→ WORK INSTRUCTION:
Supply the number of lines in the data below that hold "category", and let that number be the whole answer.

→ RECORD EXCERPTS:

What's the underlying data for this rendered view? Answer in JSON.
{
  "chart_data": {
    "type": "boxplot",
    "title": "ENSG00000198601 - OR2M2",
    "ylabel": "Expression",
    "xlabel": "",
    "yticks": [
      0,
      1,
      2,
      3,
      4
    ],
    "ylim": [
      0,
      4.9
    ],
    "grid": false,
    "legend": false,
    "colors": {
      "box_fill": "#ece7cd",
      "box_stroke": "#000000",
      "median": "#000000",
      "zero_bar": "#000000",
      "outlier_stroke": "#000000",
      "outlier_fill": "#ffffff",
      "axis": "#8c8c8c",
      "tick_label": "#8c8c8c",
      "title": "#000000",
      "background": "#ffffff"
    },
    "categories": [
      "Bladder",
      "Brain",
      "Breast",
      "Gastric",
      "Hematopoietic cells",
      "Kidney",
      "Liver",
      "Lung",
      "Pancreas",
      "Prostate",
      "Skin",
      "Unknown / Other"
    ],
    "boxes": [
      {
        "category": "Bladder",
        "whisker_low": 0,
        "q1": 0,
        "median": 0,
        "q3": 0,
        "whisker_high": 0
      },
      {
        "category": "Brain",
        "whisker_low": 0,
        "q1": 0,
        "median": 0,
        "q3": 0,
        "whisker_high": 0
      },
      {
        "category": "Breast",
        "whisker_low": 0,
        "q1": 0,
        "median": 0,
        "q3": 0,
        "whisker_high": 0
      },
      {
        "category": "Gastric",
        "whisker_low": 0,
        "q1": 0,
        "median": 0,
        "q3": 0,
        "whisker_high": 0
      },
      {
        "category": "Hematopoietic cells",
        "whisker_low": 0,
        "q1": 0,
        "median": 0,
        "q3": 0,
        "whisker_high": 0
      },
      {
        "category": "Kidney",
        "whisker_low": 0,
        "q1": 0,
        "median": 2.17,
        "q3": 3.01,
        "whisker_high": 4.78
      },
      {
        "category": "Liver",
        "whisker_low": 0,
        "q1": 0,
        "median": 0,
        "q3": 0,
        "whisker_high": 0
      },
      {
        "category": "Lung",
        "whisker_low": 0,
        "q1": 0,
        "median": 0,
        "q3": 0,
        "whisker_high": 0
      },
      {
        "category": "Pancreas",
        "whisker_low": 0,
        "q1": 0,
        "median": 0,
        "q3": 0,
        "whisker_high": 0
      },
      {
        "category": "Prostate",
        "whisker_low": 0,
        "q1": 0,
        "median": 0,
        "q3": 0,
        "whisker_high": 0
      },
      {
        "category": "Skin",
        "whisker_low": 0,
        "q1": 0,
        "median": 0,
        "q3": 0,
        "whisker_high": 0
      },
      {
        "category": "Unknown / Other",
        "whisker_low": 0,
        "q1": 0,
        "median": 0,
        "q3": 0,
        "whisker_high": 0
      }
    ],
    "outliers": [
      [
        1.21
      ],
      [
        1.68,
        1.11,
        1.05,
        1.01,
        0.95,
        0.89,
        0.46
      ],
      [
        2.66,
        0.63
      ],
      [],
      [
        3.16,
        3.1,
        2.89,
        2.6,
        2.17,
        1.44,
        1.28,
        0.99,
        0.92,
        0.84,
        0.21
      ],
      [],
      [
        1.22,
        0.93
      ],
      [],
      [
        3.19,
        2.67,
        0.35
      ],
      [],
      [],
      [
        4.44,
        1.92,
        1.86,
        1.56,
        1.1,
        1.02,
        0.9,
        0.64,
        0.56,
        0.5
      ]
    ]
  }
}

→ RESULT BELOW:
12